▶ [Objetivo indicado a]:
Repita sin cambios el pasaje del fragmento sobre los clásicos en filosofía, comenzando en "La relación que" y terminando en "de la filosofía.".

▶ [Fragmento]:
☆ ☆ ☆ ☆ ☆
¿Existen los clásicos en filosofía?
La relación que la filosofía guarda con su propia historia nunca ha sido sencilla. Y sin embargo es incesante cuando en nuestra actividad cotidiana nos referimos a los filósofos que nos antecedieron y ponemos en juego, así sea de manera implícita, una cierta concepción del vínculo que une al pasado con el presente. Por eso he creído que, para contribuir a la reflexión que hoy nos convoca, valdría la pena evocar a Hegel, quien después de todo tiene una de las más robustas concepciones de la historia de nuestra disciplina y de la manera en los clásicos –esos “héroes del pensamiento”- dice Hegel- deben ser examinados. Concentraré pues mi atención en la idea de Filosofía que surge de su lectura de los clásicos en sus Lecciones sobre la historia de la filosofía.
☆ ☆ ☆ ☆ ☆
▶ [Datos por utilizar]:
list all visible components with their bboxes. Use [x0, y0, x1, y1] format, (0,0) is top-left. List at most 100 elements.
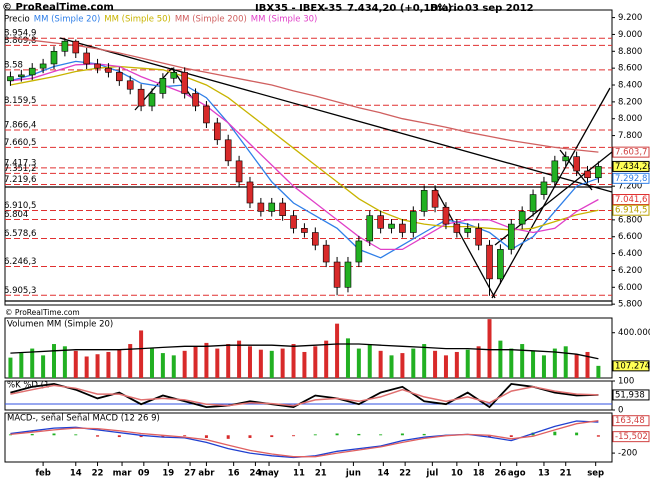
- x-tick-label: 21: [560, 469, 572, 479]
- volume-bar: [367, 344, 372, 378]
- y-tick-label: 400.000: [618, 328, 650, 338]
- oscillator-line: [10, 384, 599, 407]
- volume-bar: [215, 348, 220, 378]
- volume-bar: [237, 340, 242, 378]
- y-tick-label: 7.800: [618, 131, 642, 141]
- value-tag: [612, 204, 650, 216]
- level-label: 8.58: [4, 60, 23, 70]
- candle-body: [50, 50, 58, 65]
- x-tick-label: ago: [508, 469, 526, 479]
- volume-bar: [84, 356, 89, 378]
- x-tick-label: 11: [293, 469, 305, 479]
- x-tick-label: feb: [35, 469, 51, 479]
- macd-bar: [488, 435, 492, 438]
- volume-bar: [585, 351, 590, 378]
- level-label: 6.578,6: [4, 229, 36, 239]
- trendline: [59, 37, 613, 193]
- macd-bar: [161, 435, 165, 438]
- legend-entry: MM (Simple 30): [251, 15, 318, 25]
- candle-body: [551, 160, 559, 183]
- x-tick-label: 22: [92, 469, 104, 479]
- volume-bar: [411, 348, 416, 378]
- volume-bar: [509, 348, 514, 378]
- macd-bar: [139, 435, 143, 438]
- candle-body: [409, 211, 417, 233]
- volume-bar: [117, 349, 122, 378]
- level-label: 8.954,9: [4, 29, 36, 39]
- value-tag-label: 107.274: [615, 361, 650, 371]
- y-tick-label: 8.600: [618, 64, 642, 74]
- candle-body: [181, 72, 188, 94]
- x-tick-label: 13: [538, 469, 550, 479]
- macd-bar: [553, 431, 557, 436]
- value-tag: [612, 172, 650, 184]
- panel-title: MACD-, señal Señal MACD (12 26 9): [7, 414, 160, 424]
- copyright: © ProRealTime.com: [5, 308, 80, 317]
- x-tick-label: 10: [451, 469, 463, 479]
- volume-average: [10, 343, 599, 360]
- candle-body: [137, 88, 145, 107]
- candle-body: [224, 139, 232, 162]
- candle-body: [344, 261, 352, 288]
- macd-bar: [357, 433, 361, 436]
- volume-bar: [73, 350, 78, 378]
- volume-bar: [128, 344, 133, 378]
- x-tick-label: 09: [138, 469, 150, 479]
- macd-bar: [270, 435, 274, 438]
- volume-bar: [596, 365, 601, 378]
- volume-bar: [422, 344, 427, 378]
- candle-body: [584, 170, 591, 179]
- volume-bar: [356, 348, 361, 378]
- candle-body: [94, 63, 101, 69]
- candle-body: [72, 40, 80, 54]
- value-tag-label: 51,938: [615, 390, 645, 400]
- legend-entry: MM (Simple 200): [175, 15, 247, 25]
- volume-bar: [389, 355, 394, 378]
- volume-bar: [280, 348, 285, 378]
- candle-body: [507, 223, 515, 250]
- volume-bar: [149, 348, 154, 378]
- level-label: 8.869,8: [4, 36, 36, 46]
- volume-bar: [30, 348, 35, 378]
- y-tick-label: 6.400: [618, 249, 642, 259]
- value-tag: [612, 431, 650, 443]
- macd-bar: [52, 433, 56, 436]
- x-tick-label: jul: [425, 469, 438, 479]
- candle-body: [399, 223, 406, 233]
- value-tag: [612, 146, 650, 158]
- value-tag: [612, 415, 650, 427]
- candle-body: [203, 105, 210, 124]
- level-label: 7.351,2: [4, 164, 36, 174]
- moving-average: [10, 37, 599, 153]
- y-tick-label: 6.600: [618, 232, 642, 242]
- volume-bar: [269, 350, 274, 378]
- candle-body: [116, 72, 123, 82]
- volume-bar: [324, 340, 329, 378]
- volume-bar: [193, 346, 198, 378]
- volume-bar: [247, 346, 252, 378]
- y-tick-label: 0: [618, 406, 623, 416]
- y-tick-label: 5.800: [618, 300, 642, 310]
- y-tick-label: 100: [618, 377, 634, 387]
- y-tick-label: -200: [618, 449, 637, 459]
- y-tick-label: 7.200: [618, 182, 642, 192]
- macd-bar: [248, 435, 252, 438]
- volume-bar: [258, 349, 263, 378]
- macd-bar: [596, 435, 600, 437]
- candle-body: [279, 202, 286, 216]
- candle-body: [170, 72, 178, 79]
- candle-body: [159, 77, 167, 94]
- level-label: 5.905,3: [4, 286, 36, 296]
- value-tag-label: -15,502: [615, 432, 648, 442]
- trendline: [434, 187, 496, 299]
- y-tick-label: 9.000: [618, 30, 642, 40]
- y-tick-label: 8.400: [618, 81, 642, 91]
- x-tick-label: 19: [162, 469, 174, 479]
- y-tick-label: 8.200: [618, 97, 642, 107]
- level-label: 6.246,3: [4, 257, 36, 267]
- volume-bar: [51, 344, 56, 378]
- volume-bar: [574, 354, 579, 378]
- volume-bar: [182, 350, 187, 378]
- volume-bar: [160, 353, 165, 378]
- macd-bar: [422, 433, 426, 436]
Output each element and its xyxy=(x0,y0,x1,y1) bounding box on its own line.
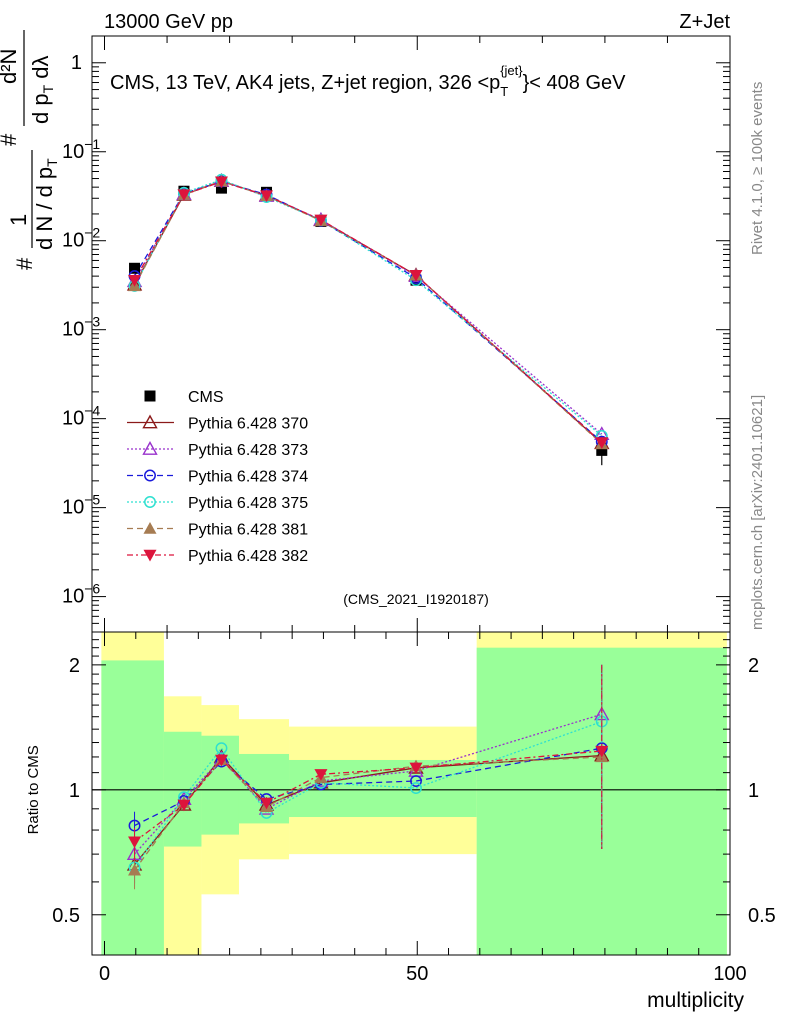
mcplots-label: mcplots.cern.ch [arXiv:2401.10621] xyxy=(749,395,766,630)
ratio-y-tick-label-right: 2 xyxy=(748,655,759,677)
legend-marker-3 xyxy=(144,496,156,508)
y-tick-label: 10−6 xyxy=(62,581,100,608)
title-superscript: {jet} xyxy=(500,63,523,78)
y-label-denominator: d N / d pT xyxy=(32,158,60,250)
x-tick-label: 100 xyxy=(713,963,746,985)
main-plot: 10−6 10−5 10−4 10−3 10−2 10−1 1 CMS, 13 TeV, AK… xyxy=(0,30,731,633)
y-tick-label: 10−1 xyxy=(62,136,100,163)
y-tick-exponent: −5 xyxy=(84,492,100,508)
uncertainty-band-inner xyxy=(238,753,290,824)
legend-label-4: Pythia 6.428 381 xyxy=(188,522,308,539)
ratio-y-tick-label: 0.5 xyxy=(52,905,80,927)
legend-marker-data xyxy=(144,390,156,402)
legend-marker-4 xyxy=(143,522,157,534)
y-tick-label: 1 xyxy=(71,52,82,74)
ratio-marker-3 xyxy=(215,742,228,755)
y-tick-label: 10−5 xyxy=(62,492,100,519)
series-marker-5 xyxy=(595,437,609,449)
ratio-marker-4 xyxy=(128,863,142,876)
x-axis-label: multiplicity xyxy=(647,989,744,1012)
uncertainty-band-inner xyxy=(101,660,164,955)
ratio-frame xyxy=(91,631,731,956)
ratio-marker-2 xyxy=(410,775,422,787)
ratio-y-tick-label: 2 xyxy=(69,655,80,677)
y-label-subscript: T xyxy=(44,158,60,167)
y-tick-exponent: −6 xyxy=(84,581,100,597)
legend-marker-2 xyxy=(144,469,156,482)
title-subscript: T xyxy=(500,84,508,99)
series-marker-5 xyxy=(128,274,142,287)
legend-label-5: Pythia 6.428 382 xyxy=(188,548,308,565)
legend-label-1: Pythia 6.428 373 xyxy=(188,442,308,459)
data-point xyxy=(129,262,141,274)
ratio-marker-3 xyxy=(410,782,422,794)
y-axis-label: #1d N / d pT # d²N d pT dλ xyxy=(0,30,60,270)
y-label-hash: # xyxy=(12,257,37,270)
y-label-hash2: # xyxy=(0,133,21,146)
ratio-marker-5 xyxy=(260,797,274,810)
process-label: Z+Jet xyxy=(679,11,730,33)
y-tick-exponent: −3 xyxy=(84,314,100,330)
y-tick-label: 10−2 xyxy=(62,225,100,252)
ratio-y-axis-label: Ratio to CMS xyxy=(25,745,42,834)
series-marker-5 xyxy=(214,176,228,189)
series-marker-5 xyxy=(314,214,328,227)
title-end: }< 408 GeV xyxy=(523,72,627,94)
y-tick-exponent: −2 xyxy=(84,225,100,241)
ratio-marker-5 xyxy=(409,762,423,775)
energy-label: 13000 GeV pp xyxy=(104,11,233,33)
chart-title: CMS, 13 TeV, AK4 jets, Z+jet region, 326… xyxy=(110,63,626,99)
ratio-y-tick-label: 1 xyxy=(69,780,80,802)
legend-marker-0 xyxy=(142,414,158,429)
legend-marker-1 xyxy=(142,441,158,455)
series-marker-5 xyxy=(409,269,423,282)
data-point xyxy=(596,444,608,456)
y-label-numerator: d²N xyxy=(0,49,21,84)
ratio-y-tick-label-right: 1 xyxy=(748,780,759,802)
y-label-one: 1 xyxy=(6,214,31,226)
main-frame xyxy=(91,35,731,633)
y-tick-label: 10−4 xyxy=(62,403,100,430)
x-tick-label: 0 xyxy=(99,963,110,985)
legend-label-data: CMS xyxy=(188,389,224,406)
legend-label-0: Pythia 6.428 370 xyxy=(188,416,308,433)
ratio-marker-5 xyxy=(128,836,142,849)
y-label-lambda: dλ xyxy=(28,55,53,84)
series-marker-5 xyxy=(260,190,274,203)
analysis-watermark: (CMS_2021_I1920187) xyxy=(343,591,489,607)
legend-label-3: Pythia 6.428 375 xyxy=(188,495,308,512)
ratio-marker-5 xyxy=(314,769,328,781)
y-tick-label: 10−3 xyxy=(62,314,100,341)
rivet-label: Rivet 4.1.0, ≥ 100k events xyxy=(749,82,766,255)
y-label-subscript2: T xyxy=(40,84,56,93)
ratio-marker-5 xyxy=(595,745,609,758)
legend-label-2: Pythia 6.428 374 xyxy=(188,469,308,486)
ratio-marker-5 xyxy=(177,799,191,812)
ratio-plot: 0.5 0.5 1 1 2 2 0 50 100 multiplicity Ratio to CMS xyxy=(25,631,776,1012)
y-label-denominator2: d pT dλ xyxy=(28,55,56,124)
y-tick-exponent: −4 xyxy=(84,403,100,419)
y-tick-exponent: −1 xyxy=(84,136,100,152)
series-marker-5 xyxy=(177,189,191,202)
ratio-y-tick-label-right: 0.5 xyxy=(748,905,776,927)
ratio-marker-5 xyxy=(214,754,228,767)
x-tick-label: 50 xyxy=(406,963,428,985)
legend-marker-5 xyxy=(143,549,157,562)
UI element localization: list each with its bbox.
☆ ☆ ☆ ☆ ☆
▶ [Objetivo indicado b]:
Presente como lista numerada únicamente las líneas de las filas que van desde la que contiene "mcplots-label: mcplots.cern.ch [arXiv:2401.10621]" hasta la que contiene "series-marker-5 xyxy=(595,437,609,449)", ambas incluidas, y omita las líneas en blanco.

▶ [Resultado del ejercicio a]:
La relación que la filosofía guarda con su propia historia nunca ha sido sencilla. Y sin embargo es incesante cuando en nuestra actividad cotidiana nos referimos a los filósofos que nos antecedieron y ponemos en juego, así sea de manera implícita, una cierta concepción del vínculo que une al pasado con el presente. Por eso he creído que, para contribuir a la reflexión que hoy nos convoca, valdría la pena evocar a Hegel, quien después de todo tiene una de las más robustas concepciones de la historia de nuestra disciplina y de la manera en los clásicos –esos “héroes del pensamiento”- dice Hegel- deben ser examinados. Concentraré pues mi atención en la idea de Filosofía que surge de su lectura de los clásicos en sus Lecciones sobre la historia de la filosofía.

▶ [Resultado del ejercicio b]:
1. mcplots-label: mcplots.cern.ch [arXiv:2401.10621] xyxy=(749,395,766,630)
2. ratio-y-tick-label-right: 2 xyxy=(748,655,759,677)
3. legend-marker-3 xyxy=(144,496,156,508)
4. y-tick-label: 10−6 xyxy=(62,581,100,608)
5. title-superscript: {jet} xyxy=(500,63,523,78)
6. y-label-denominator: d N / d pT xyxy=(32,158,60,250)
7. x-tick-label: 100 xyxy=(713,963,746,985)
8. main-plot: 10−6 10−5 10−4 10−3 10−2 10−1 1 CMS, 13 TeV, AK… xyxy=(0,30,731,633)
9. y-tick-label: 10−1 xyxy=(62,136,100,163)
10. y-tick-exponent: −5 xyxy=(84,492,100,508)
11. uncertainty-band-inner xyxy=(238,753,290,824)
12. legend-label-4: Pythia 6.428 381 xyxy=(188,522,308,539)
13. ratio-y-tick-label: 0.5 xyxy=(52,905,80,927)
14. legend-marker-data xyxy=(144,390,156,402)
15. legend-marker-4 xyxy=(143,522,157,534)
16. y-tick-label: 1 xyxy=(71,52,82,74)
17. ratio-marker-3 xyxy=(215,742,228,755)
18. y-tick-label: 10−5 xyxy=(62,492,100,519)
19. series-marker-5 xyxy=(595,437,609,449)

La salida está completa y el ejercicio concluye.